> **EXERCISE DESCRIPTION**
Restate all the material verbatim, except for the pictures.

> **GIVEN RECORDS**

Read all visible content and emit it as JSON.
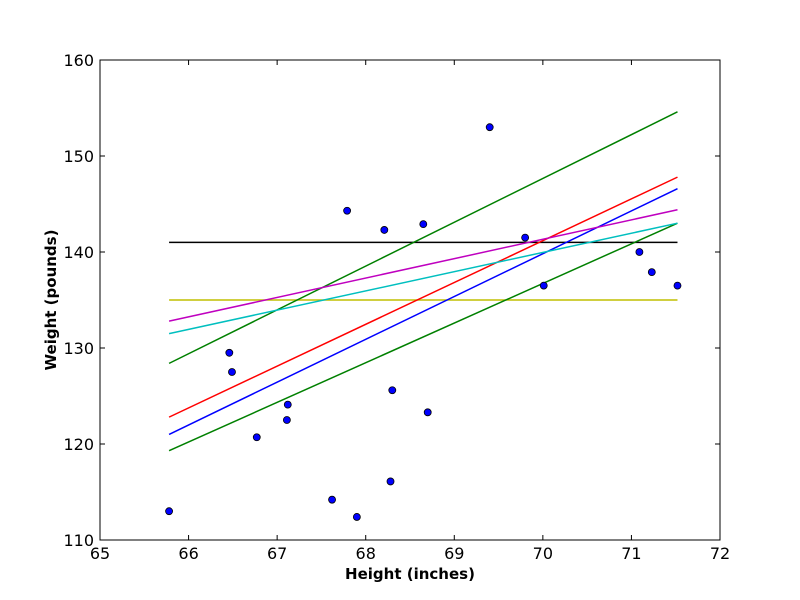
{
  "chart_data": {
    "type": "scatter",
    "title": "",
    "xlabel": "Height (inches)",
    "ylabel": "Weight (pounds)",
    "xlim": [
      65,
      72
    ],
    "ylim": [
      110,
      160
    ],
    "xticks": [
      "65",
      "66",
      "67",
      "68",
      "69",
      "70",
      "71",
      "72"
    ],
    "yticks": [
      "110",
      "120",
      "130",
      "140",
      "150",
      "160"
    ],
    "grid": false,
    "points": [
      {
        "x": 65.78,
        "y": 113.0
      },
      {
        "x": 66.46,
        "y": 129.5
      },
      {
        "x": 66.49,
        "y": 127.5
      },
      {
        "x": 66.77,
        "y": 120.7
      },
      {
        "x": 67.11,
        "y": 122.5
      },
      {
        "x": 67.12,
        "y": 124.1
      },
      {
        "x": 67.62,
        "y": 114.2
      },
      {
        "x": 67.79,
        "y": 144.3
      },
      {
        "x": 67.9,
        "y": 112.4
      },
      {
        "x": 68.21,
        "y": 142.3
      },
      {
        "x": 68.28,
        "y": 116.1
      },
      {
        "x": 68.3,
        "y": 125.6
      },
      {
        "x": 68.65,
        "y": 142.9
      },
      {
        "x": 68.7,
        "y": 123.3
      },
      {
        "x": 69.4,
        "y": 153.0
      },
      {
        "x": 69.8,
        "y": 141.5
      },
      {
        "x": 70.01,
        "y": 136.5
      },
      {
        "x": 71.09,
        "y": 140.0
      },
      {
        "x": 71.23,
        "y": 137.9
      },
      {
        "x": 71.52,
        "y": 136.5
      }
    ],
    "point_color": "#0000ff",
    "lines": [
      {
        "color": "#000000",
        "x": [
          65.78,
          71.52
        ],
        "y": [
          141.0,
          141.0
        ]
      },
      {
        "color": "#c0bf00",
        "x": [
          65.78,
          71.52
        ],
        "y": [
          135.0,
          135.0
        ]
      },
      {
        "color": "#008000",
        "x": [
          65.78,
          71.52
        ],
        "y": [
          128.4,
          154.6
        ]
      },
      {
        "color": "#ff0000",
        "x": [
          65.78,
          71.52
        ],
        "y": [
          122.8,
          147.8
        ]
      },
      {
        "color": "#0000ff",
        "x": [
          65.78,
          71.52
        ],
        "y": [
          121.0,
          146.6
        ]
      },
      {
        "color": "#008000",
        "x": [
          65.78,
          71.52
        ],
        "y": [
          119.3,
          143.0
        ]
      },
      {
        "color": "#bf00bf",
        "x": [
          65.78,
          71.52
        ],
        "y": [
          132.8,
          144.4
        ]
      },
      {
        "color": "#00bfbf",
        "x": [
          65.78,
          71.52
        ],
        "y": [
          131.5,
          143.0
        ]
      }
    ]
  }
}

> **RESPONSE BELOW**
Read all visible content and emit it as JSON.
{
  "chart_data": {
    "type": "scatter",
    "title": "",
    "xlabel": "Height (inches)",
    "ylabel": "Weight (pounds)",
    "xlim": [
      65,
      72
    ],
    "ylim": [
      110,
      160
    ],
    "xticks": [
      "65",
      "66",
      "67",
      "68",
      "69",
      "70",
      "71",
      "72"
    ],
    "yticks": [
      "110",
      "120",
      "130",
      "140",
      "150",
      "160"
    ],
    "grid": false,
    "points": [
      {
        "x": 65.78,
        "y": 113.0
      },
      {
        "x": 66.46,
        "y": 129.5
      },
      {
        "x": 66.49,
        "y": 127.5
      },
      {
        "x": 66.77,
        "y": 120.7
      },
      {
        "x": 67.11,
        "y": 122.5
      },
      {
        "x": 67.12,
        "y": 124.1
      },
      {
        "x": 67.62,
        "y": 114.2
      },
      {
        "x": 67.79,
        "y": 144.3
      },
      {
        "x": 67.9,
        "y": 112.4
      },
      {
        "x": 68.21,
        "y": 142.3
      },
      {
        "x": 68.28,
        "y": 116.1
      },
      {
        "x": 68.3,
        "y": 125.6
      },
      {
        "x": 68.65,
        "y": 142.9
      },
      {
        "x": 68.7,
        "y": 123.3
      },
      {
        "x": 69.4,
        "y": 153.0
      },
      {
        "x": 69.8,
        "y": 141.5
      },
      {
        "x": 70.01,
        "y": 136.5
      },
      {
        "x": 71.09,
        "y": 140.0
      },
      {
        "x": 71.23,
        "y": 137.9
      },
      {
        "x": 71.52,
        "y": 136.5
      }
    ],
    "point_color": "#0000ff",
    "lines": [
      {
        "color": "#000000",
        "x": [
          65.78,
          71.52
        ],
        "y": [
          141.0,
          141.0
        ]
      },
      {
        "color": "#c0bf00",
        "x": [
          65.78,
          71.52
        ],
        "y": [
          135.0,
          135.0
        ]
      },
      {
        "color": "#008000",
        "x": [
          65.78,
          71.52
        ],
        "y": [
          128.4,
          154.6
        ]
      },
      {
        "color": "#ff0000",
        "x": [
          65.78,
          71.52
        ],
        "y": [
          122.8,
          147.8
        ]
      },
      {
        "color": "#0000ff",
        "x": [
          65.78,
          71.52
        ],
        "y": [
          121.0,
          146.6
        ]
      },
      {
        "color": "#008000",
        "x": [
          65.78,
          71.52
        ],
        "y": [
          119.3,
          143.0
        ]
      },
      {
        "color": "#bf00bf",
        "x": [
          65.78,
          71.52
        ],
        "y": [
          132.8,
          144.4
        ]
      },
      {
        "color": "#00bfbf",
        "x": [
          65.78,
          71.52
        ],
        "y": [
          131.5,
          143.0
        ]
      }
    ]
  }
}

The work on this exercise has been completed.